(Directions for this task):
Find the line containing "What text is on this page?". Retype it and every line after it through the end of the entries, exactly as written, with nothing added.
* START *
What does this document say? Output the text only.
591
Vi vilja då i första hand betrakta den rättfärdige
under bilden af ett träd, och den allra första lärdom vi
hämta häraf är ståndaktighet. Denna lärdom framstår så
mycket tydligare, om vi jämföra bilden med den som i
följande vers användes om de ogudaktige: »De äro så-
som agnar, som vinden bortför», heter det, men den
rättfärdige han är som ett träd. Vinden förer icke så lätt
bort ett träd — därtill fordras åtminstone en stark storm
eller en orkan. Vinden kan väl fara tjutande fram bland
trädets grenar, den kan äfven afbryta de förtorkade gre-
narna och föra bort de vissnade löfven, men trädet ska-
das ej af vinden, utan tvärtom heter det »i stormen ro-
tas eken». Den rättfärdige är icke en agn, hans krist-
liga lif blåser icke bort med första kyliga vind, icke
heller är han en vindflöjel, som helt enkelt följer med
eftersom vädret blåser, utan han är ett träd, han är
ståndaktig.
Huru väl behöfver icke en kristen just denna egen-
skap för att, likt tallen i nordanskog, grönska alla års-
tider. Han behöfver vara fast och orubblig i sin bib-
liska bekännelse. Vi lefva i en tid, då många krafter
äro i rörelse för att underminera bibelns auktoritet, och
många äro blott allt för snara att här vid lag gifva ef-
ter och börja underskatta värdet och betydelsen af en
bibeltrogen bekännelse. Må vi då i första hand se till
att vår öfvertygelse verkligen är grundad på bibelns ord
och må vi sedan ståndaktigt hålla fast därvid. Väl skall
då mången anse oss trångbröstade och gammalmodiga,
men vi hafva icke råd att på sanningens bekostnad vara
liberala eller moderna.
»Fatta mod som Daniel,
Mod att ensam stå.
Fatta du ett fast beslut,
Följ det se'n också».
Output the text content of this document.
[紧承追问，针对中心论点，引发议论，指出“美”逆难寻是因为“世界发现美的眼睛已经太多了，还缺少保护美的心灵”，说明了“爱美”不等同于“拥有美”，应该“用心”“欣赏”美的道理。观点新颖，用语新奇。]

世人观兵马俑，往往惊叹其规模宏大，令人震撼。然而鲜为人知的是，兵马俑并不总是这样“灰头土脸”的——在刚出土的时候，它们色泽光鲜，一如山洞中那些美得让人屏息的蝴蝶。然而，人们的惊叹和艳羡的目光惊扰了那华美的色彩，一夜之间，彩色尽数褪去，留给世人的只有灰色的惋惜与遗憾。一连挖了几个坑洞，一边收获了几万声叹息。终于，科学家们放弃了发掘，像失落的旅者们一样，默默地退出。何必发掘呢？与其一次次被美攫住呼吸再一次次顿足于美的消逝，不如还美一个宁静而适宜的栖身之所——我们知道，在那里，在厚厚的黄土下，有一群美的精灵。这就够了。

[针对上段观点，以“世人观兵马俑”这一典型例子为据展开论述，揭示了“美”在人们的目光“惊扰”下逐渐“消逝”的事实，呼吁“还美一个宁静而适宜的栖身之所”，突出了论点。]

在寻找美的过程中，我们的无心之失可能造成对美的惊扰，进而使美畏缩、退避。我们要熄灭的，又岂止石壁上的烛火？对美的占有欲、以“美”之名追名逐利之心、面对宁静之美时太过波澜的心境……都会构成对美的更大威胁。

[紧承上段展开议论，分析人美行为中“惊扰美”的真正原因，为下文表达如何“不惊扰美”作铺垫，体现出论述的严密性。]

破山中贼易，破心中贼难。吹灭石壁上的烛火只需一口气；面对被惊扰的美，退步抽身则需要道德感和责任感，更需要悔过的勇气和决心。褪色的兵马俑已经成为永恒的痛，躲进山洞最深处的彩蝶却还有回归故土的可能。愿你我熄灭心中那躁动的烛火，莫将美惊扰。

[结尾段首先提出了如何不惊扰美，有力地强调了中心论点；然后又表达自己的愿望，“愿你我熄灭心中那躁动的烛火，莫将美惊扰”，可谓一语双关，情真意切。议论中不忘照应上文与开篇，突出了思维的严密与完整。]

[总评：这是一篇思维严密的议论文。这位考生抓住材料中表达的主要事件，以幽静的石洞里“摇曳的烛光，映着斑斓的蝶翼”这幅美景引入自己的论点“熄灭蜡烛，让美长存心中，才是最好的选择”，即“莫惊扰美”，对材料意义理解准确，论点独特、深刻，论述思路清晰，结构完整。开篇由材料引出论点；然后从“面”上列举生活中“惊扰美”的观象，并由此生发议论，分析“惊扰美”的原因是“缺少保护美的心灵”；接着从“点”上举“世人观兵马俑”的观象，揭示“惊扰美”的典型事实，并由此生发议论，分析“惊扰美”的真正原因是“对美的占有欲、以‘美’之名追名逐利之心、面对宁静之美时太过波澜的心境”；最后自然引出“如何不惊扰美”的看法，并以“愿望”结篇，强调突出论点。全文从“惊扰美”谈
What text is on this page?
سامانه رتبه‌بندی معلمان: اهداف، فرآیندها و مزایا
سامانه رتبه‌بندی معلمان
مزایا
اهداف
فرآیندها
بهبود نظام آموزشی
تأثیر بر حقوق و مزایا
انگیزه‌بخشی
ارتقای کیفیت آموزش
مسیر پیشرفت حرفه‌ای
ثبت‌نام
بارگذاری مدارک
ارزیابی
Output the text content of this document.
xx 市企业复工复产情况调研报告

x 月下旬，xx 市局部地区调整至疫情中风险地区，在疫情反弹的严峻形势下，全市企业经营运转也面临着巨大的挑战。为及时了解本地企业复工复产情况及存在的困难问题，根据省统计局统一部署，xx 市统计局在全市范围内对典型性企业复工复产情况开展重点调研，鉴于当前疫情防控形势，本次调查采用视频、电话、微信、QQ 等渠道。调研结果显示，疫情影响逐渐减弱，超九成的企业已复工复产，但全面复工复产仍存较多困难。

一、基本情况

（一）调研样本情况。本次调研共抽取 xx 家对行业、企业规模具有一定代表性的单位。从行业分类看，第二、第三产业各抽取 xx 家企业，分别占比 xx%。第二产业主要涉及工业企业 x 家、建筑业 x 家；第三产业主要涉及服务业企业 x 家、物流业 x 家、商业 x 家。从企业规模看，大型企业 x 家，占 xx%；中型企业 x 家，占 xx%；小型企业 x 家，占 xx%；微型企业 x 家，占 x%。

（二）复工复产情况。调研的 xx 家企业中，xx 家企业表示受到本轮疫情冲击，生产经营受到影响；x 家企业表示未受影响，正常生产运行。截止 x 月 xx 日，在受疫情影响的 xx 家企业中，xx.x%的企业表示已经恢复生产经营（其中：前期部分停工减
* END *
(Response to the exercise):
What text is on this page?
سامانه رتبه‌بندی معلمان: اهداف، فرآیندها و مزایا
سامانه رتبه‌بندی معلمان
مزایا
اهداف
فرآیندها
بهبود نظام آموزشی
تأثیر بر حقوق و مزایا
انگیزه‌بخشی
ارتقای کیفیت آموزش
مسیر پیشرفت حرفه‌ای
ثبت‌نام
بارگذاری مدارک
ارزیابی
Output the text content of this document.
xx 市企业复工复产情况调研报告

x 月下旬，xx 市局部地区调整至疫情中风险地区，在疫情反弹的严峻形势下，全市企业经营运转也面临着巨大的挑战。为及时了解本地企业复工复产情况及存在的困难问题，根据省统计局统一部署，xx 市统计局在全市范围内对典型性企业复工复产情况开展重点调研，鉴于当前疫情防控形势，本次调查采用视频、电话、微信、QQ 等渠道。调研结果显示，疫情影响逐渐减弱，超九成的企业已复工复产，但全面复工复产仍存较多困难。

一、基本情况

（一）调研样本情况。本次调研共抽取 xx 家对行业、企业规模具有一定代表性的单位。从行业分类看，第二、第三产业各抽取 xx 家企业，分别占比 xx%。第二产业主要涉及工业企业 x 家、建筑业 x 家；第三产业主要涉及服务业企业 x 家、物流业 x 家、商业 x 家。从企业规模看，大型企业 x 家，占 xx%；中型企业 x 家，占 xx%；小型企业 x 家，占 xx%；微型企业 x 家，占 x%。

（二）复工复产情况。调研的 xx 家企业中，xx 家企业表示受到本轮疫情冲击，生产经营受到影响；x 家企业表示未受影响，正常生产运行。截止 x 月 xx 日，在受疫情影响的 xx 家企业中，xx.x%的企业表示已经恢复生产经营（其中：前期部分停工减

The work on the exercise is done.